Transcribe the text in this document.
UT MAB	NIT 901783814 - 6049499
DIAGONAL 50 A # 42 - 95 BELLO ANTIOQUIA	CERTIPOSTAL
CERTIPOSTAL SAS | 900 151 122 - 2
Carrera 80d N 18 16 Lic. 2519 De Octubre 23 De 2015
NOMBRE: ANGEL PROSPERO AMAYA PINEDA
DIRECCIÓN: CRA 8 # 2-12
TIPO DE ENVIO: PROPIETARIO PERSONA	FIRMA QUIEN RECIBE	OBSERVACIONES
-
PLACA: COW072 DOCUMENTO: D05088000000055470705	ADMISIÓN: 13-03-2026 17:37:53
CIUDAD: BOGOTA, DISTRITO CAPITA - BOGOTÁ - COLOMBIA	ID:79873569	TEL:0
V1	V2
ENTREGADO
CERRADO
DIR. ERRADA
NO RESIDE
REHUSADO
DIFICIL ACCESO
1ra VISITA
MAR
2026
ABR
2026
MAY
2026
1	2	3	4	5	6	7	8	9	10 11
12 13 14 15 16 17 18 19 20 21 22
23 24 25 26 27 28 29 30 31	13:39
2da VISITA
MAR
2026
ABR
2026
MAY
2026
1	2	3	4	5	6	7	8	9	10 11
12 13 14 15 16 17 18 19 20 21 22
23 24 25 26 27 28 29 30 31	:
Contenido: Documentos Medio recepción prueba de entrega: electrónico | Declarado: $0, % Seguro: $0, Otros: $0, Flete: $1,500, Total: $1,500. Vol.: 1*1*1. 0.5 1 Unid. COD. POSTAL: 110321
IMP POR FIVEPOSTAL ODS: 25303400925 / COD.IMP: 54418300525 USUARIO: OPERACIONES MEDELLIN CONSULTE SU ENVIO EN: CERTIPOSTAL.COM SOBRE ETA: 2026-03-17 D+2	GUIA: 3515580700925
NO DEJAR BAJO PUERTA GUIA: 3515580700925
┄┄┄┄┄┄┄┄┄┄
* _WHAT YOU ARE ASKED TO DO_
Respond with nothing but the number of lines in the entries that contain the string "CERTIPOSTAL".

* _ANSWER TO THIS PROBLEM_
3